■ Problem requirements: Give the number of lines containing the word "source", and nothing else.

■ Extracted material:
· · · ·

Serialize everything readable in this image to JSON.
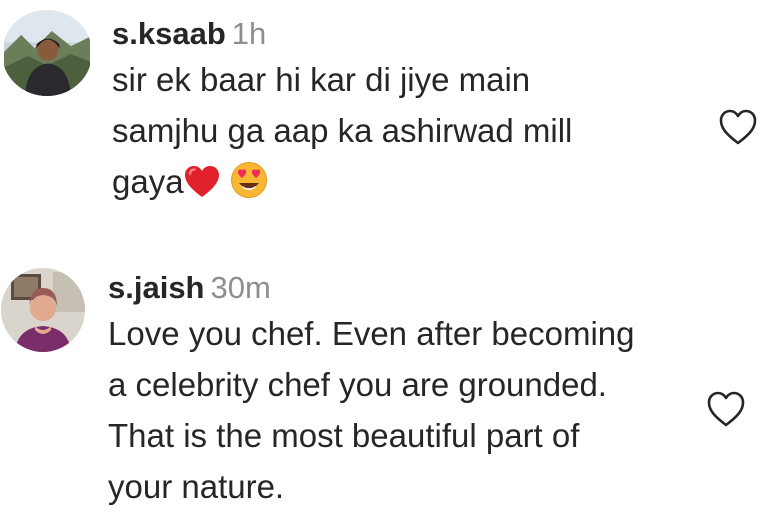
{
  "comments": [
    {
      "username": "s.ksaab",
      "time": "1h",
      "lines": [
        "sir ek baar hi kar di jiye main",
        "samjhu ga aap ka ashirwad mill",
        "gaya"
      ],
      "emojis": [
        "red-heart-emoji",
        "heart-eyes-emoji"
      ],
      "avatar_icon": "user-avatar",
      "like_icon": "heart-outline-icon"
    },
    {
      "username": "s.jaish",
      "time": "30m",
      "lines": [
        "Love you chef. Even after becoming",
        "a celebrity chef you are grounded.",
        "That is the most beautiful part of",
        "your nature."
      ],
      "avatar_icon": "user-avatar",
      "like_icon": "heart-outline-icon"
    }
  ],
  "colors": {
    "text": "#262626",
    "secondary": "#8e8e8e",
    "heart_emoji": "#e0202c",
    "face_emoji": "#f7b733"
  }
}
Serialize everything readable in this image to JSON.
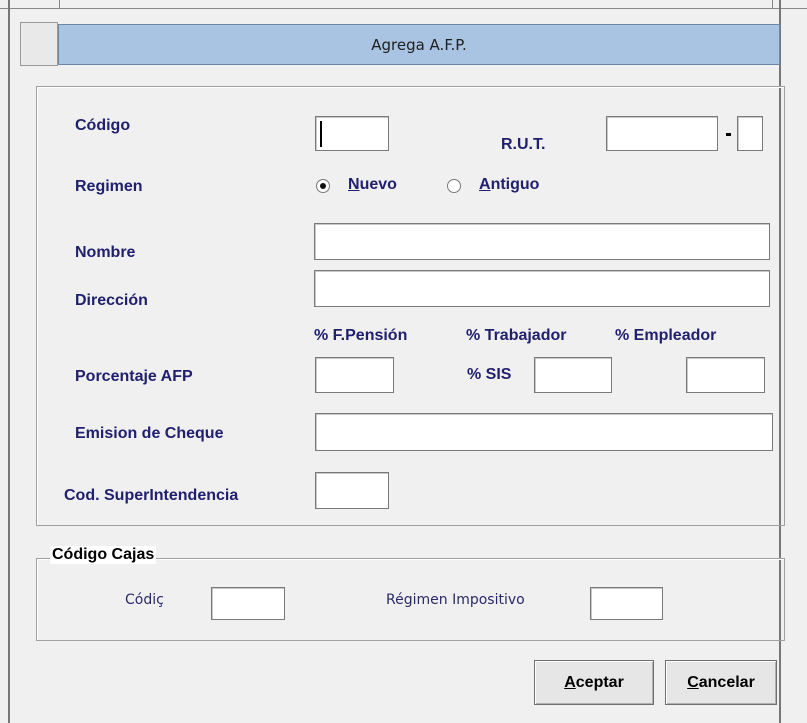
{
  "dialog": {
    "title": "Agrega A.F.P."
  },
  "form": {
    "codigo_label": "Código",
    "rut_label": "R.U.T.",
    "regimen_label": "Regimen",
    "regimen_options": [
      {
        "label_first": "N",
        "label_rest": "uevo",
        "selected": true
      },
      {
        "label_first": "A",
        "label_rest": "ntiguo",
        "selected": false
      }
    ],
    "nombre_label": "Nombre",
    "direccion_label": "Dirección",
    "pct_fpension_label": "% F.Pensión",
    "pct_trabajador_label": "% Trabajador",
    "pct_empleador_label": "% Empleador",
    "porcentaje_afp_label": "Porcentaje AFP",
    "pct_sis_label": "% SIS",
    "emision_cheque_label": "Emision de Cheque",
    "cod_superintendencia_label": "Cod. SuperIntendencia",
    "values": {
      "codigo": "",
      "rut": "",
      "rut_dv": "",
      "nombre": "",
      "direccion": "",
      "pct_fpension": "",
      "pct_sis": "",
      "pct_empleador": "",
      "emision_cheque": "",
      "cod_superintendencia": ""
    }
  },
  "cajas": {
    "caption": "Código Cajas",
    "codigo_label": "Códiç",
    "regimen_impositivo_label": "Régimen Impositivo",
    "values": {
      "codigo": "",
      "regimen_impositivo": ""
    }
  },
  "buttons": {
    "aceptar_first": "A",
    "aceptar_rest": "ceptar",
    "cancelar_first": "C",
    "cancelar_rest": "ancelar"
  }
}
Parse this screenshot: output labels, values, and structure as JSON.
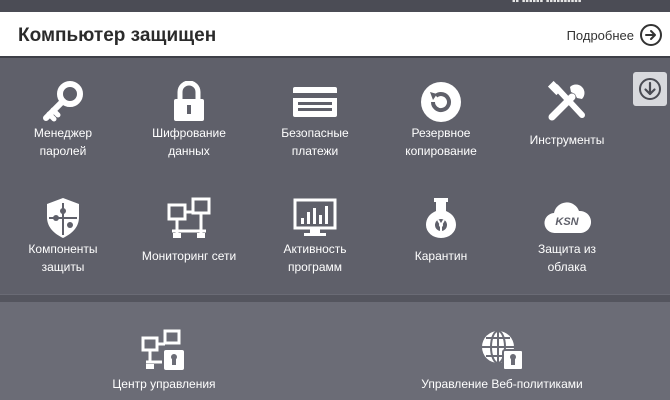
{
  "status": {
    "title": "Компьютер защищен",
    "details_label": "Подробнее"
  },
  "tiles": [
    {
      "label": "Менеджер\nпаролей",
      "icon": "key-icon"
    },
    {
      "label": "Шифрование\nданных",
      "icon": "lock-icon"
    },
    {
      "label": "Безопасные\nплатежи",
      "icon": "card-icon"
    },
    {
      "label": "Резервное\nкопирование",
      "icon": "backup-icon"
    },
    {
      "label": "Инструменты",
      "icon": "tools-icon"
    },
    {
      "label": "Компоненты\nзащиты",
      "icon": "shield-puzzle-icon"
    },
    {
      "label": "Мониторинг сети",
      "icon": "network-icon"
    },
    {
      "label": "Активность\nпрограмм",
      "icon": "monitor-chart-icon"
    },
    {
      "label": "Карантин",
      "icon": "flask-icon"
    },
    {
      "label": "Защита из\nоблака",
      "icon": "ksn-cloud-icon"
    }
  ],
  "bottom": [
    {
      "label": "Центр управления",
      "icon": "control-center-icon"
    },
    {
      "label": "Управление Веб-политиками",
      "icon": "web-policy-icon"
    }
  ],
  "cloud_badge": "KSN",
  "colors": {
    "panel": "#5f606a",
    "bottom_panel": "#6b6c76",
    "status_bg": "#ffffff"
  }
}
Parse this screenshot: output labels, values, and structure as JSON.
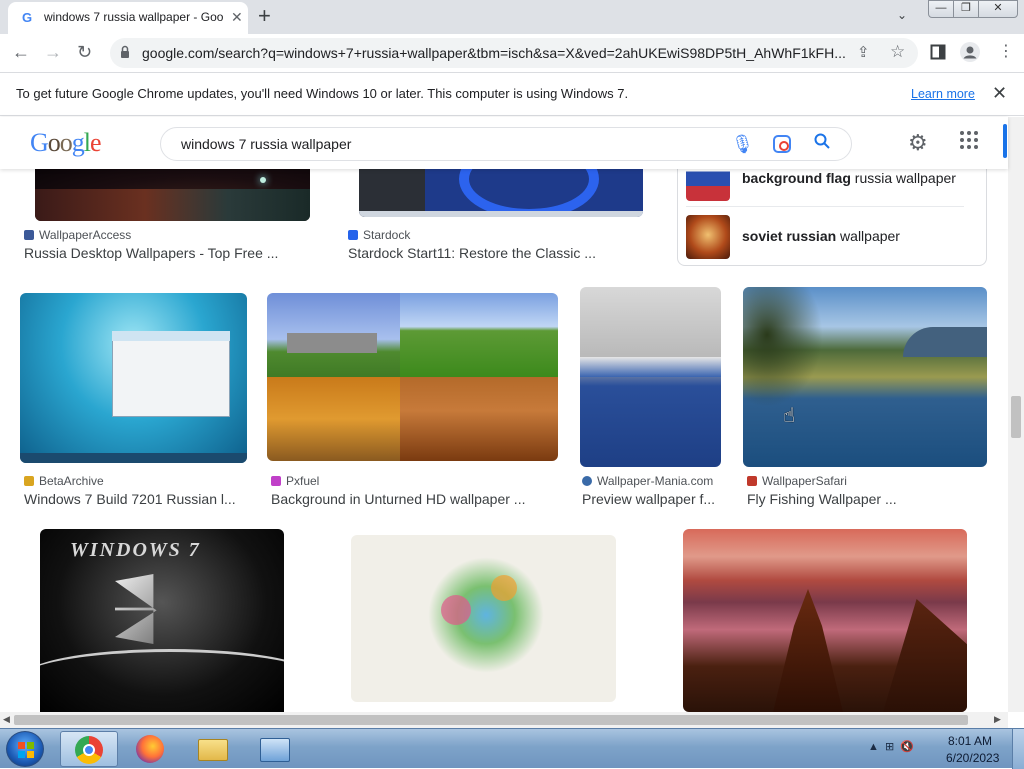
{
  "browser": {
    "tab_title": "windows 7 russia wallpaper - Goo",
    "new_tab": "+",
    "url": "google.com/search?q=windows+7+russia+wallpaper&tbm=isch&sa=X&ved=2ahUKEwiS98DP5tH_AhWhF1kFH...",
    "window_buttons": {
      "min": "—",
      "max": "❐",
      "close": "✕"
    }
  },
  "infobar": {
    "message": "To get future Google Chrome updates, you'll need Windows 10 or later. This computer is using Windows 7.",
    "link": "Learn more",
    "close": "✕"
  },
  "google": {
    "logo": "Google",
    "query": "windows 7 russia wallpaper"
  },
  "related": [
    {
      "bold": "background flag",
      "rest": " russia wallpaper"
    },
    {
      "bold": "soviet russian",
      "rest": " wallpaper"
    }
  ],
  "results_row1": [
    {
      "source": "WallpaperAccess",
      "title": "Russia Desktop Wallpapers - Top Free ..."
    },
    {
      "source": "Stardock",
      "title": "Stardock Start11: Restore the Classic ..."
    }
  ],
  "results_row2": [
    {
      "source": "BetaArchive",
      "title": "Windows 7 Build 7201 Russian l..."
    },
    {
      "source": "Pxfuel",
      "title": "Background in Unturned HD wallpaper ..."
    },
    {
      "source": "Wallpaper-Mania.com",
      "title": "Preview wallpaper f..."
    },
    {
      "source": "WallpaperSafari",
      "title": "Fly Fishing Wallpaper ..."
    }
  ],
  "row3_image_text": "WINDOWS 7",
  "taskbar": {
    "time": "8:01 AM",
    "date": "6/20/2023"
  },
  "colors": {
    "accent": "#1a73e8",
    "link": "#1a73e8",
    "taskbar": "#7ea3c9"
  }
}
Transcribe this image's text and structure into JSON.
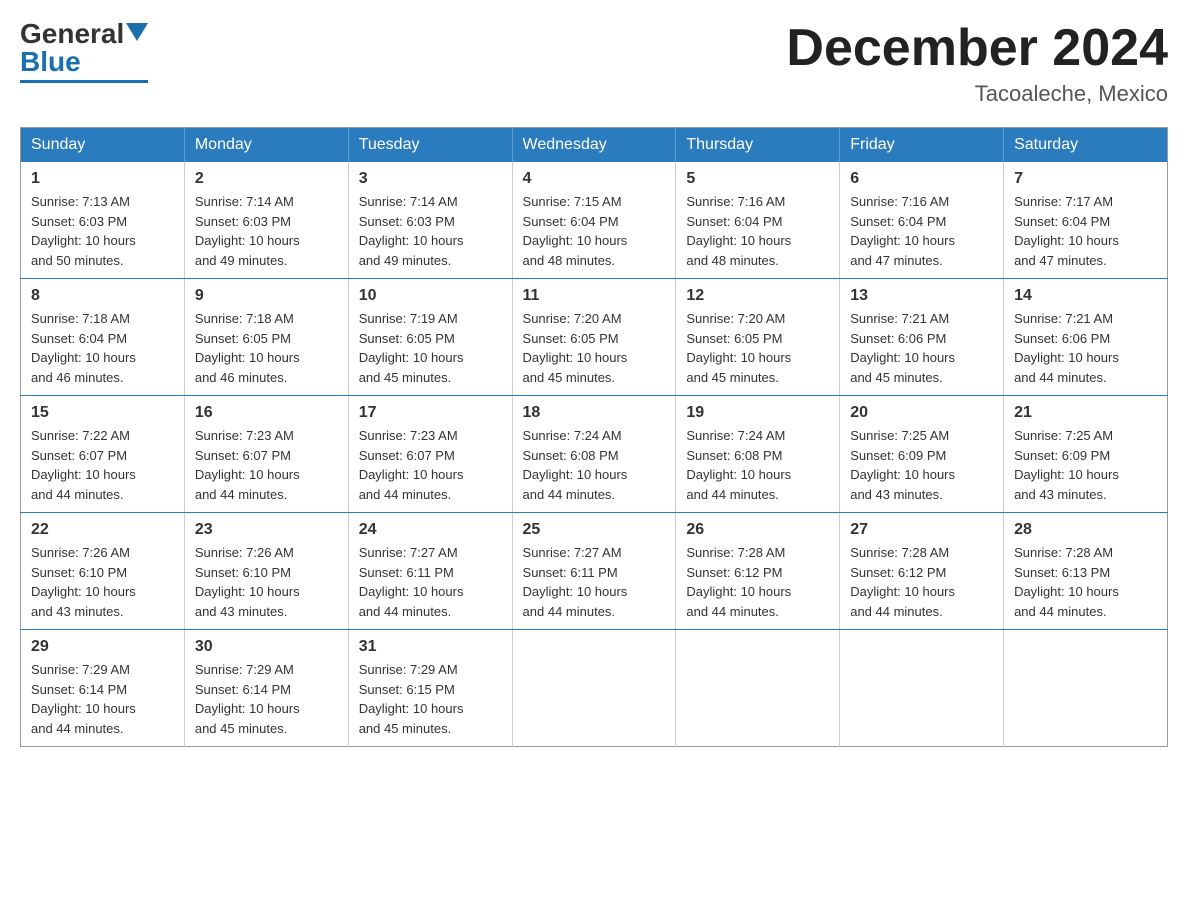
{
  "header": {
    "logo_general": "General",
    "logo_blue": "Blue",
    "month_title": "December 2024",
    "location": "Tacoaleche, Mexico"
  },
  "days_of_week": [
    "Sunday",
    "Monday",
    "Tuesday",
    "Wednesday",
    "Thursday",
    "Friday",
    "Saturday"
  ],
  "weeks": [
    [
      {
        "day": "1",
        "sunrise": "7:13 AM",
        "sunset": "6:03 PM",
        "daylight": "10 hours and 50 minutes."
      },
      {
        "day": "2",
        "sunrise": "7:14 AM",
        "sunset": "6:03 PM",
        "daylight": "10 hours and 49 minutes."
      },
      {
        "day": "3",
        "sunrise": "7:14 AM",
        "sunset": "6:03 PM",
        "daylight": "10 hours and 49 minutes."
      },
      {
        "day": "4",
        "sunrise": "7:15 AM",
        "sunset": "6:04 PM",
        "daylight": "10 hours and 48 minutes."
      },
      {
        "day": "5",
        "sunrise": "7:16 AM",
        "sunset": "6:04 PM",
        "daylight": "10 hours and 48 minutes."
      },
      {
        "day": "6",
        "sunrise": "7:16 AM",
        "sunset": "6:04 PM",
        "daylight": "10 hours and 47 minutes."
      },
      {
        "day": "7",
        "sunrise": "7:17 AM",
        "sunset": "6:04 PM",
        "daylight": "10 hours and 47 minutes."
      }
    ],
    [
      {
        "day": "8",
        "sunrise": "7:18 AM",
        "sunset": "6:04 PM",
        "daylight": "10 hours and 46 minutes."
      },
      {
        "day": "9",
        "sunrise": "7:18 AM",
        "sunset": "6:05 PM",
        "daylight": "10 hours and 46 minutes."
      },
      {
        "day": "10",
        "sunrise": "7:19 AM",
        "sunset": "6:05 PM",
        "daylight": "10 hours and 45 minutes."
      },
      {
        "day": "11",
        "sunrise": "7:20 AM",
        "sunset": "6:05 PM",
        "daylight": "10 hours and 45 minutes."
      },
      {
        "day": "12",
        "sunrise": "7:20 AM",
        "sunset": "6:05 PM",
        "daylight": "10 hours and 45 minutes."
      },
      {
        "day": "13",
        "sunrise": "7:21 AM",
        "sunset": "6:06 PM",
        "daylight": "10 hours and 45 minutes."
      },
      {
        "day": "14",
        "sunrise": "7:21 AM",
        "sunset": "6:06 PM",
        "daylight": "10 hours and 44 minutes."
      }
    ],
    [
      {
        "day": "15",
        "sunrise": "7:22 AM",
        "sunset": "6:07 PM",
        "daylight": "10 hours and 44 minutes."
      },
      {
        "day": "16",
        "sunrise": "7:23 AM",
        "sunset": "6:07 PM",
        "daylight": "10 hours and 44 minutes."
      },
      {
        "day": "17",
        "sunrise": "7:23 AM",
        "sunset": "6:07 PM",
        "daylight": "10 hours and 44 minutes."
      },
      {
        "day": "18",
        "sunrise": "7:24 AM",
        "sunset": "6:08 PM",
        "daylight": "10 hours and 44 minutes."
      },
      {
        "day": "19",
        "sunrise": "7:24 AM",
        "sunset": "6:08 PM",
        "daylight": "10 hours and 44 minutes."
      },
      {
        "day": "20",
        "sunrise": "7:25 AM",
        "sunset": "6:09 PM",
        "daylight": "10 hours and 43 minutes."
      },
      {
        "day": "21",
        "sunrise": "7:25 AM",
        "sunset": "6:09 PM",
        "daylight": "10 hours and 43 minutes."
      }
    ],
    [
      {
        "day": "22",
        "sunrise": "7:26 AM",
        "sunset": "6:10 PM",
        "daylight": "10 hours and 43 minutes."
      },
      {
        "day": "23",
        "sunrise": "7:26 AM",
        "sunset": "6:10 PM",
        "daylight": "10 hours and 43 minutes."
      },
      {
        "day": "24",
        "sunrise": "7:27 AM",
        "sunset": "6:11 PM",
        "daylight": "10 hours and 44 minutes."
      },
      {
        "day": "25",
        "sunrise": "7:27 AM",
        "sunset": "6:11 PM",
        "daylight": "10 hours and 44 minutes."
      },
      {
        "day": "26",
        "sunrise": "7:28 AM",
        "sunset": "6:12 PM",
        "daylight": "10 hours and 44 minutes."
      },
      {
        "day": "27",
        "sunrise": "7:28 AM",
        "sunset": "6:12 PM",
        "daylight": "10 hours and 44 minutes."
      },
      {
        "day": "28",
        "sunrise": "7:28 AM",
        "sunset": "6:13 PM",
        "daylight": "10 hours and 44 minutes."
      }
    ],
    [
      {
        "day": "29",
        "sunrise": "7:29 AM",
        "sunset": "6:14 PM",
        "daylight": "10 hours and 44 minutes."
      },
      {
        "day": "30",
        "sunrise": "7:29 AM",
        "sunset": "6:14 PM",
        "daylight": "10 hours and 45 minutes."
      },
      {
        "day": "31",
        "sunrise": "7:29 AM",
        "sunset": "6:15 PM",
        "daylight": "10 hours and 45 minutes."
      },
      null,
      null,
      null,
      null
    ]
  ],
  "labels": {
    "sunrise": "Sunrise:",
    "sunset": "Sunset:",
    "daylight": "Daylight:"
  }
}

· · · ·

■ Exercise result: 6